**GOAL**.
Check every line below for the word "caption" and copy the ones that have it.

**MATERIALS PROVIDED**.
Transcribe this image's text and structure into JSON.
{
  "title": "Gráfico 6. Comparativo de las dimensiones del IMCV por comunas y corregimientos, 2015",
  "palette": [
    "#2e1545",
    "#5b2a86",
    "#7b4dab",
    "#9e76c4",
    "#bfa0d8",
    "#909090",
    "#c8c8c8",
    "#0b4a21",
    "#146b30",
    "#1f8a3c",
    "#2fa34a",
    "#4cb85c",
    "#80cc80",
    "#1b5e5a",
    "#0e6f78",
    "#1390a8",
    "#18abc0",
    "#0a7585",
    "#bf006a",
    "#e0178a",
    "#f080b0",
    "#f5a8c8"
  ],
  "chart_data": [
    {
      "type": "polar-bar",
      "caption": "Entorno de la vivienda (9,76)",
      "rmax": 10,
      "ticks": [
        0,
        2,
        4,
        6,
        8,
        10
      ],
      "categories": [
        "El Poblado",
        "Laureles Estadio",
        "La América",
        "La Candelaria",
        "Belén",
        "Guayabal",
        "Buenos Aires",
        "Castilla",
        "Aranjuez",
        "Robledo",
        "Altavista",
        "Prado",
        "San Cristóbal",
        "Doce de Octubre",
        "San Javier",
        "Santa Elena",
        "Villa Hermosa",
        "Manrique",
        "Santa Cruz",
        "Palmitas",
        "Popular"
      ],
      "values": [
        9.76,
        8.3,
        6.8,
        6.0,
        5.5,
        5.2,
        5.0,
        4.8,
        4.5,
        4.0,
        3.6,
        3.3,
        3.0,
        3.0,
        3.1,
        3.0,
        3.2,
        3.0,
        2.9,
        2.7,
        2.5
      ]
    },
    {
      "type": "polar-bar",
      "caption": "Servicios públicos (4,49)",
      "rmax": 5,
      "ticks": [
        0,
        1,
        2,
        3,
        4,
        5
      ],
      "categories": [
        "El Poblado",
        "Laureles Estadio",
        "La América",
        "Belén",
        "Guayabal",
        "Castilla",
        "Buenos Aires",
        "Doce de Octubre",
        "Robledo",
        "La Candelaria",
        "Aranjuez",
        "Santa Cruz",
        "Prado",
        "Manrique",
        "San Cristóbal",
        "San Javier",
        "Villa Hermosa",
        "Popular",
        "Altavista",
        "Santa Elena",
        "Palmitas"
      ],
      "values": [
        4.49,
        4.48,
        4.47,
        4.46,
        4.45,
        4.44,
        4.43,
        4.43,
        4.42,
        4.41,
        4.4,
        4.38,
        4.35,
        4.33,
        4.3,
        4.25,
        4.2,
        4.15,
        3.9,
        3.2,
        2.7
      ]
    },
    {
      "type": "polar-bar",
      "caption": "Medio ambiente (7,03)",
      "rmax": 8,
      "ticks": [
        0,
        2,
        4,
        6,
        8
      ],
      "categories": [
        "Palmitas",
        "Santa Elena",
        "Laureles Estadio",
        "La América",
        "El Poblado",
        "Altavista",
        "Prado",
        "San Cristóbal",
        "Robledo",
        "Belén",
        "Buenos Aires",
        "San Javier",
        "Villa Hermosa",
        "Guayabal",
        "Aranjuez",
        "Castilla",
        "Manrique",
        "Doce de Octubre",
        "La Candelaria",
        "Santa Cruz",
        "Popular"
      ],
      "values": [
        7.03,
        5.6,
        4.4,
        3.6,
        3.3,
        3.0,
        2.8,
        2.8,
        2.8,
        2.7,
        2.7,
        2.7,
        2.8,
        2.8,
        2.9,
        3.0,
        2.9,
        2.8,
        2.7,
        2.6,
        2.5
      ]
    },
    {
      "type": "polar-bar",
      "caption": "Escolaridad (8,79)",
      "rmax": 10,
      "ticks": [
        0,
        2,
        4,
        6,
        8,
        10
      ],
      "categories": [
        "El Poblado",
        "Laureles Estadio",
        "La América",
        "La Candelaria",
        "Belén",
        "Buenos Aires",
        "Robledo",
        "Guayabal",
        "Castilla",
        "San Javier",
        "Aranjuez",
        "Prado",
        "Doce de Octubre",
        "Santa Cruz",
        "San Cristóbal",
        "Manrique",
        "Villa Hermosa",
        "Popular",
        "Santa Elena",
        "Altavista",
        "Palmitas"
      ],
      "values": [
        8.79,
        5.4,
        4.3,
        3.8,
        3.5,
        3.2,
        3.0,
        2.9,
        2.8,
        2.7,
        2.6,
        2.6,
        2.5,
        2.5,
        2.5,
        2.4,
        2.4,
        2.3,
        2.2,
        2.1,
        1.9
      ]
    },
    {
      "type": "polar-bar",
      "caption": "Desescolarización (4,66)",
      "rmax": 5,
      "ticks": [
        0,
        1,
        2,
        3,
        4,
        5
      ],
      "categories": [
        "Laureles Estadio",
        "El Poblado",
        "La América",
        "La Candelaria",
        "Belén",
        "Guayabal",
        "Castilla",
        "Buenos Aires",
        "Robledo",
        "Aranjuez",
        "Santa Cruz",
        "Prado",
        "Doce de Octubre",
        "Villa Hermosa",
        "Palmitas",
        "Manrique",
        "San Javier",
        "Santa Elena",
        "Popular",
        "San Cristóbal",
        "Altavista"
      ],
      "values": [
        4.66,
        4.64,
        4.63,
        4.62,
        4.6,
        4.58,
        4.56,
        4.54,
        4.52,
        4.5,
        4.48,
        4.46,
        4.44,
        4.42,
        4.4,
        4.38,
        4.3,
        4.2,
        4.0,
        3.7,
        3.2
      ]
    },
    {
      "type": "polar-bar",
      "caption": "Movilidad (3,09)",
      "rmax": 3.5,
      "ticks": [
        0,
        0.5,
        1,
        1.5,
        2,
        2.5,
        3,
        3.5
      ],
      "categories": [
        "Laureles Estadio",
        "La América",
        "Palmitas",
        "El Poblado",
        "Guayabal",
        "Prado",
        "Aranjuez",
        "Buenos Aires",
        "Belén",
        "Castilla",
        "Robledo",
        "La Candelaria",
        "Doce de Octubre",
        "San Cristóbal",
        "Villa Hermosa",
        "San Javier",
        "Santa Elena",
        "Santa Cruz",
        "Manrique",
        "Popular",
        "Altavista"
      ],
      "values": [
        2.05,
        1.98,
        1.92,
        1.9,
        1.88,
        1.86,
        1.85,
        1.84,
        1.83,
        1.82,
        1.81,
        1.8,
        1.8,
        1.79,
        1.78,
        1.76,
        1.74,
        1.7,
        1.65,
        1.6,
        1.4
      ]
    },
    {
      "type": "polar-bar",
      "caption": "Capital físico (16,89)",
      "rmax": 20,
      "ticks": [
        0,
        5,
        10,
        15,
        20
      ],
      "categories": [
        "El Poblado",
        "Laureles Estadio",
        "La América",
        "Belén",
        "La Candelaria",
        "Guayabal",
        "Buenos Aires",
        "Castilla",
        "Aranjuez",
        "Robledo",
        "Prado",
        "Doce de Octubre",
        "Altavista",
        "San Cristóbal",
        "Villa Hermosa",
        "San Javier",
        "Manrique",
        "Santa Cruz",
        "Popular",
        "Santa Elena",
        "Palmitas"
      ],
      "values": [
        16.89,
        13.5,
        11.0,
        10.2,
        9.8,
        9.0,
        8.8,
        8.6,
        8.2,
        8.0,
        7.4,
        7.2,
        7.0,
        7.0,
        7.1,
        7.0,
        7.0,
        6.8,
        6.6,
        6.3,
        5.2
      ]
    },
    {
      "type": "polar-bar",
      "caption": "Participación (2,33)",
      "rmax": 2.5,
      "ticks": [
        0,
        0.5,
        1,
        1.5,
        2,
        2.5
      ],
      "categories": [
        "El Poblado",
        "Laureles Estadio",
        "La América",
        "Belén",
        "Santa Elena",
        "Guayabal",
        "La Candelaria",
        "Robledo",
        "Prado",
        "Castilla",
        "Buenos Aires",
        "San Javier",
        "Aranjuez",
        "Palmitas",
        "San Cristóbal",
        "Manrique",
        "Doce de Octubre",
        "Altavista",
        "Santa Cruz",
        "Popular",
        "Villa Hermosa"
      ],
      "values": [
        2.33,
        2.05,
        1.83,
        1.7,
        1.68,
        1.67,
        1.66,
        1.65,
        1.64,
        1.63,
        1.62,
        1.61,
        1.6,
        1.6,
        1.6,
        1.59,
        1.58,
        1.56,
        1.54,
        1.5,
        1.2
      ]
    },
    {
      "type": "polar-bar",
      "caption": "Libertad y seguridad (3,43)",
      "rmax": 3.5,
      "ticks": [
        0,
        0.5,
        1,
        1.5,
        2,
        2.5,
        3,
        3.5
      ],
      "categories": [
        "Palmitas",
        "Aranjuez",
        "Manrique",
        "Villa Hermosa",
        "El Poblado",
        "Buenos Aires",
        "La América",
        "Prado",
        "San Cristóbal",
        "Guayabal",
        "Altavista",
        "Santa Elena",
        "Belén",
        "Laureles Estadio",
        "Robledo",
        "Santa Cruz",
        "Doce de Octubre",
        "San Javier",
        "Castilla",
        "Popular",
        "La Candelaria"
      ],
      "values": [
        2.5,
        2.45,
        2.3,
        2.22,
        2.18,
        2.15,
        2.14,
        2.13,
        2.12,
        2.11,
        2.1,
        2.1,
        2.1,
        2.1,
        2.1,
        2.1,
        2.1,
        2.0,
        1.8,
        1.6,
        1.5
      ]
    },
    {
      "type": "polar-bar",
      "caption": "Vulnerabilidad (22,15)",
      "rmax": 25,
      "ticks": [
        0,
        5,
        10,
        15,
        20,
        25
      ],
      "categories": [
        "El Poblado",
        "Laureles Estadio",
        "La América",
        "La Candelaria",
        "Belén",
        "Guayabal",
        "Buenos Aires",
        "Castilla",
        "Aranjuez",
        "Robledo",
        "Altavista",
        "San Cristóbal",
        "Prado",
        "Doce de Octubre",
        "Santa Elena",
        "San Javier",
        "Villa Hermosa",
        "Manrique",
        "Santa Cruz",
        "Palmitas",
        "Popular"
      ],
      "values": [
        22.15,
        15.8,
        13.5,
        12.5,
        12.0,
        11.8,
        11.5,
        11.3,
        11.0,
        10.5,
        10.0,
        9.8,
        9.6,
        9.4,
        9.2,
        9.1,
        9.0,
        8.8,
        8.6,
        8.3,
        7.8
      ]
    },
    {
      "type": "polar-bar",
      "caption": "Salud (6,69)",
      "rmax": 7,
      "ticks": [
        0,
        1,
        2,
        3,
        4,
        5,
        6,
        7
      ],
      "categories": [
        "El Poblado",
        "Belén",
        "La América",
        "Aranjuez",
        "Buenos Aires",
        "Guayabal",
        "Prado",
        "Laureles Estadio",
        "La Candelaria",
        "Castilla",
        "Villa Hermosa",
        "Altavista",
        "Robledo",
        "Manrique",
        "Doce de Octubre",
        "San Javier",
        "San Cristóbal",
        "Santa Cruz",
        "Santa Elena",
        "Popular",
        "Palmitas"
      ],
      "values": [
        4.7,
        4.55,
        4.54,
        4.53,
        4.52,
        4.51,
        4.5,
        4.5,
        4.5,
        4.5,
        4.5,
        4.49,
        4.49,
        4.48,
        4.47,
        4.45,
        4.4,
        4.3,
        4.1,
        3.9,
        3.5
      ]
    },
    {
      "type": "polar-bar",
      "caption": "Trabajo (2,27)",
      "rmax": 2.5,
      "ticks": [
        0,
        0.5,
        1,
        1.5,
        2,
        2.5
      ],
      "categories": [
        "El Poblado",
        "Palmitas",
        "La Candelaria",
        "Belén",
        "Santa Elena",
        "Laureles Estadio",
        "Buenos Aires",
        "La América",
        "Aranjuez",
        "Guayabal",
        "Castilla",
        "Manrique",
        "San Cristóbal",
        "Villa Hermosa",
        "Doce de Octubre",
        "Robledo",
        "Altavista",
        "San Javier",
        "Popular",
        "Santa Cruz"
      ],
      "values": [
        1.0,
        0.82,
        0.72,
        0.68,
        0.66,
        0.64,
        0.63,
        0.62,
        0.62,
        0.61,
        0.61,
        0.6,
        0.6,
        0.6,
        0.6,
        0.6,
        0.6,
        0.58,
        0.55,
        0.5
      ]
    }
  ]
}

**FINISHED EXERCISE**.
      "caption": "Entorno de la vivienda (9,76)",
      "caption": "Servicios públicos (4,49)",
      "caption": "Medio ambiente (7,03)",
      "caption": "Escolaridad (8,79)",
      "caption": "Desescolarización (4,66)",
      "caption": "Movilidad (3,09)",
      "caption": "Capital físico (16,89)",
      "caption": "Participación (2,33)",
      "caption": "Libertad y seguridad (3,43)",
      "caption": "Vulnerabilidad (22,15)",
      "caption": "Salud (6,69)",
      "caption": "Trabajo (2,27)",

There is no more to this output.